_WHAT THE EXERCISE ASKS_. Render the material again word for word, skipping the pictures in it.

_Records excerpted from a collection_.
· · · · · · ·

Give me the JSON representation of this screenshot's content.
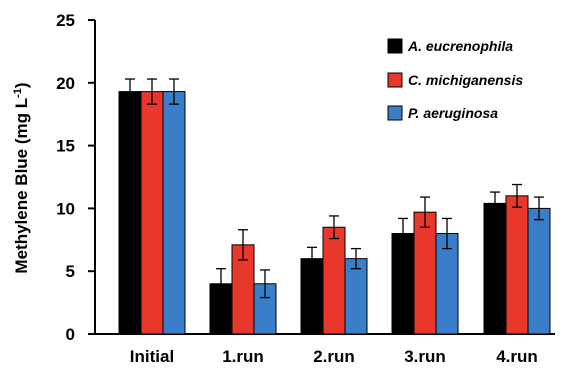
{
  "chart_data": {
    "type": "bar",
    "title": "",
    "xlabel": "",
    "ylabel": "Methylene Blue (mg L",
    "ylabel_sup": "-1",
    "ylabel_close": ")",
    "ylim": [
      0,
      25
    ],
    "yticks": [
      0,
      5,
      10,
      15,
      20,
      25
    ],
    "ytick_labels": [
      "0",
      "5",
      "10",
      "15",
      "20",
      "25"
    ],
    "categories": [
      "Initial",
      "1.run",
      "2.run",
      "3.run",
      "4.run"
    ],
    "legend_position": "top-right",
    "grid": false,
    "series": [
      {
        "name": "A. eucrenophila",
        "color": "#000000",
        "values": [
          19.3,
          4.0,
          6.0,
          8.0,
          10.4
        ],
        "errors": [
          1.0,
          1.2,
          0.9,
          1.2,
          0.9
        ]
      },
      {
        "name": "C. michiganensis",
        "color": "#e8372b",
        "values": [
          19.3,
          7.1,
          8.5,
          9.7,
          11.0
        ],
        "errors": [
          1.0,
          1.2,
          0.9,
          1.2,
          0.9
        ]
      },
      {
        "name": "P. aeruginosa",
        "color": "#3a7ec9",
        "values": [
          19.3,
          4.0,
          6.0,
          8.0,
          10.0
        ],
        "errors": [
          1.0,
          1.1,
          0.8,
          1.2,
          0.9
        ]
      }
    ]
  }
}
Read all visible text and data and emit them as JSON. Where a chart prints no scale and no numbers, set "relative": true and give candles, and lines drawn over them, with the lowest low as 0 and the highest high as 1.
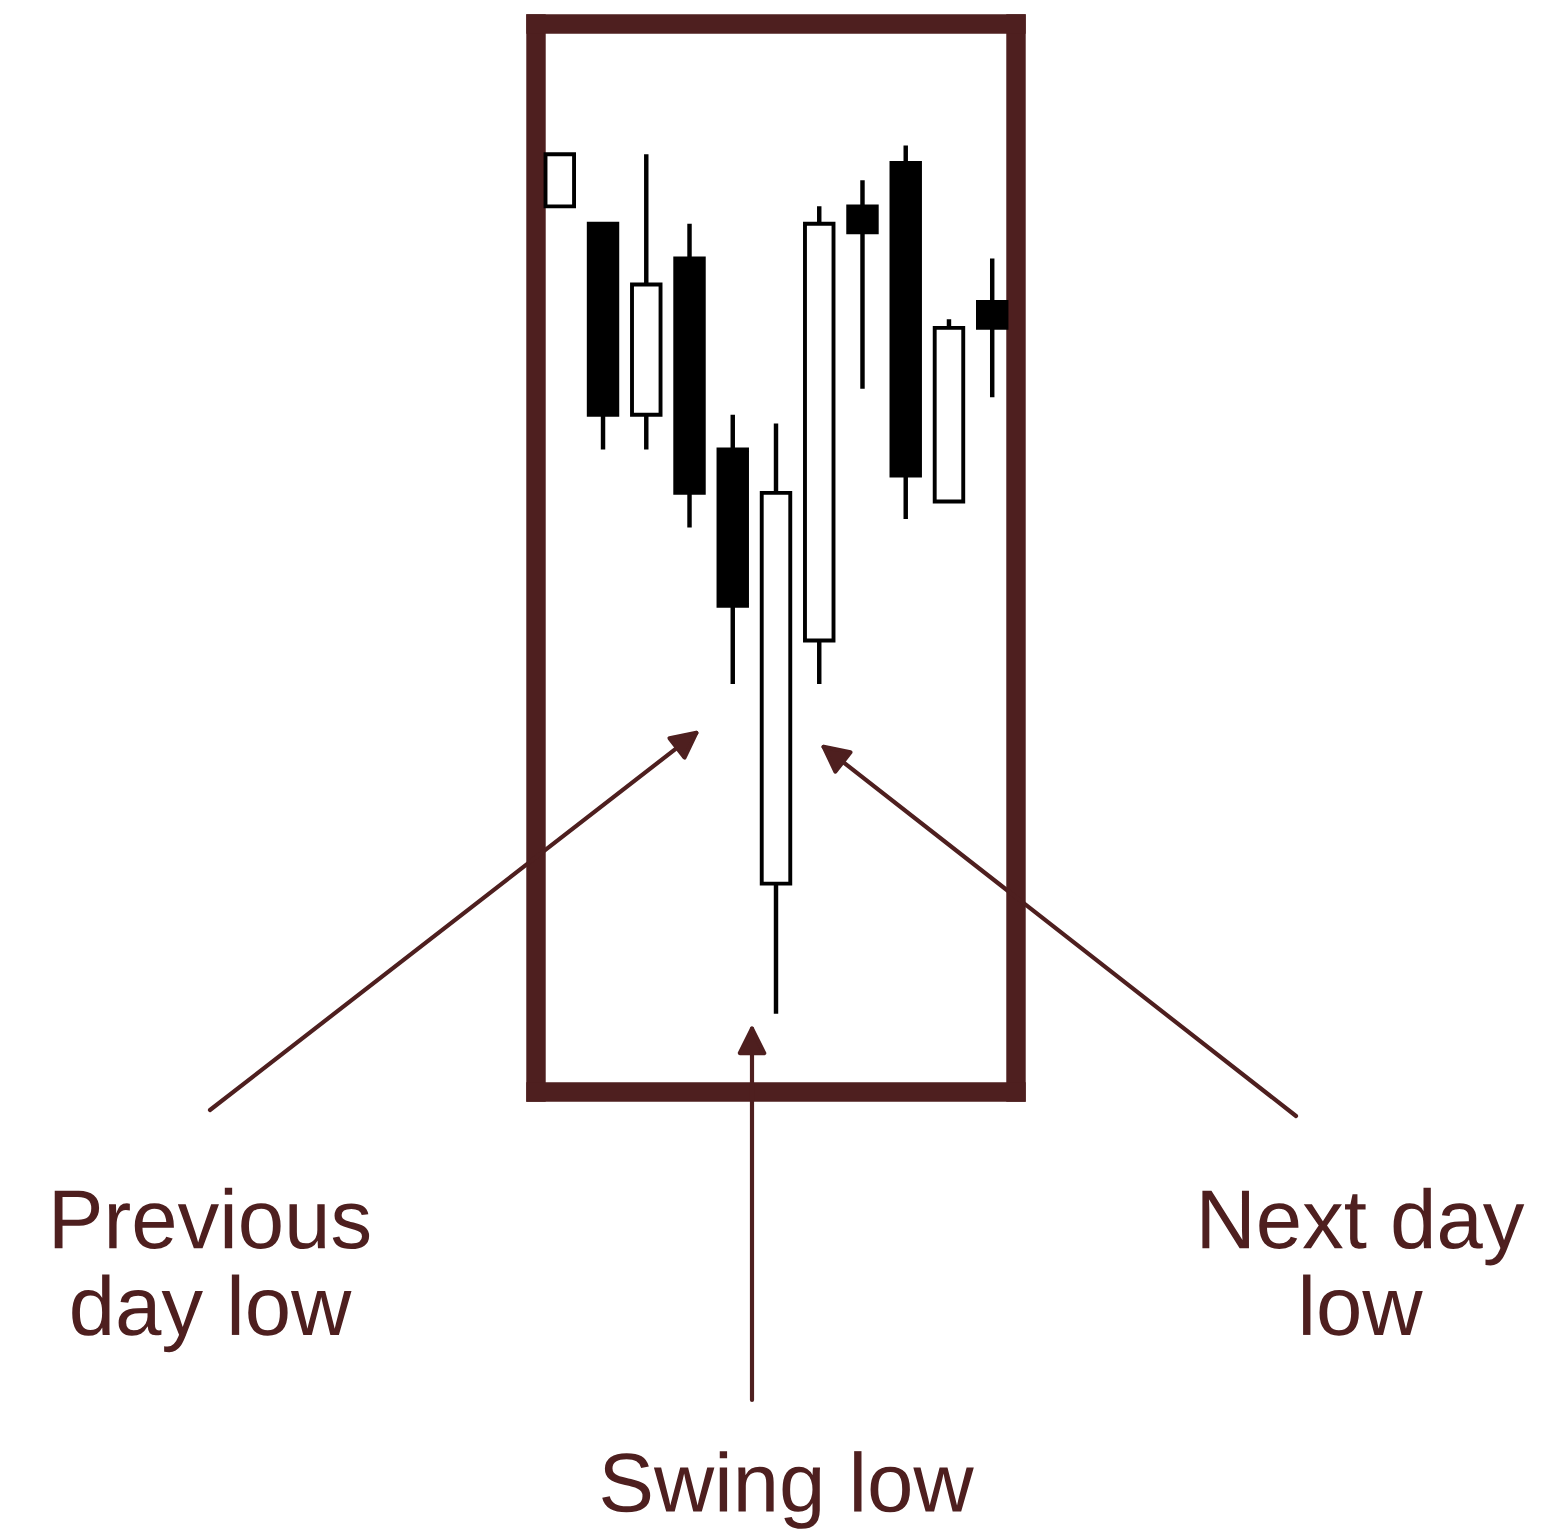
{
  "chart_data": {
    "type": "candlestick",
    "relative": true,
    "categories": [
      null,
      null,
      null,
      null,
      null,
      null,
      null,
      null,
      null,
      null,
      null
    ],
    "ohlc": [
      [
        0.93,
        0.99,
        0.93,
        0.99
      ],
      [
        0.91,
        0.91,
        0.65,
        0.69
      ],
      [
        0.69,
        0.99,
        0.65,
        0.84
      ],
      [
        0.87,
        0.91,
        0.56,
        0.6
      ],
      [
        0.65,
        0.69,
        0.38,
        0.47
      ],
      [
        0.15,
        0.68,
        0.0,
        0.6
      ],
      [
        0.43,
        0.93,
        0.38,
        0.91
      ],
      [
        0.93,
        0.96,
        0.72,
        0.9
      ],
      [
        0.98,
        1.0,
        0.57,
        0.62
      ],
      [
        0.59,
        0.8,
        0.59,
        0.79
      ],
      [
        0.82,
        0.87,
        0.71,
        0.79
      ]
    ],
    "annotations": [
      "Previous\nday low",
      "Swing low",
      "Next day\nlow"
    ]
  }
}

· · · · · · ·

_WRITTEN ANSWER_.
Give me the JSON representation of this screenshot's content.
{
  "chart_data": {
    "type": "bar",
    "title": "",
    "xlabel": "",
    "ylabel": "Methylene Blue (mg L",
    "ylabel_sup": "-1",
    "ylabel_close": ")",
    "ylim": [
      0,
      25
    ],
    "yticks": [
      0,
      5,
      10,
      15,
      20,
      25
    ],
    "ytick_labels": [
      "0",
      "5",
      "10",
      "15",
      "20",
      "25"
    ],
    "categories": [
      "Initial",
      "1.run",
      "2.run",
      "3.run",
      "4.run"
    ],
    "legend_position": "top-right",
    "grid": false,
    "series": [
      {
        "name": "A. eucrenophila",
        "color": "#000000",
        "values": [
          19.3,
          4.0,
          6.0,
          8.0,
          10.4
        ],
        "errors": [
          1.0,
          1.2,
          0.9,
          1.2,
          0.9
        ]
      },
      {
        "name": "C. michiganensis",
        "color": "#e8372b",
        "values": [
          19.3,
          7.1,
          8.5,
          9.7,
          11.0
        ],
        "errors": [
          1.0,
          1.2,
          0.9,
          1.2,
          0.9
        ]
      },
      {
        "name": "P. aeruginosa",
        "color": "#3a7ec9",
        "values": [
          19.3,
          4.0,
          6.0,
          8.0,
          10.0
        ],
        "errors": [
          1.0,
          1.1,
          0.8,
          1.2,
          0.9
        ]
      }
    ]
  }
}
Read all visible text and data and emit them as JSON. Where a chart prints no scale and no numbers, set "relative": true and give candles, and lines drawn over them, with the lowest low as 0 and the highest high as 1.
{
  "chart_data": {
    "type": "candlestick",
    "relative": true,
    "categories": [
      null,
      null,
      null,
      null,
      null,
      null,
      null,
      null,
      null,
      null,
      null
    ],
    "ohlc": [
      [
        0.93,
        0.99,
        0.93,
        0.99
      ],
      [
        0.91,
        0.91,
        0.65,
        0.69
      ],
      [
        0.69,
        0.99,
        0.65,
        0.84
      ],
      [
        0.87,
        0.91,
        0.56,
        0.6
      ],
      [
        0.65,
        0.69,
        0.38,
        0.47
      ],
      [
        0.15,
        0.68,
        0.0,
        0.6
      ],
      [
        0.43,
        0.93,
        0.38,
        0.91
      ],
      [
        0.93,
        0.96,
        0.72,
        0.9
      ],
      [
        0.98,
        1.0,
        0.57,
        0.62
      ],
      [
        0.59,
        0.8,
        0.59,
        0.79
      ],
      [
        0.82,
        0.87,
        0.71,
        0.79
      ]
    ],
    "annotations": [
      "Previous\nday low",
      "Swing low",
      "Next day\nlow"
    ]
  }
}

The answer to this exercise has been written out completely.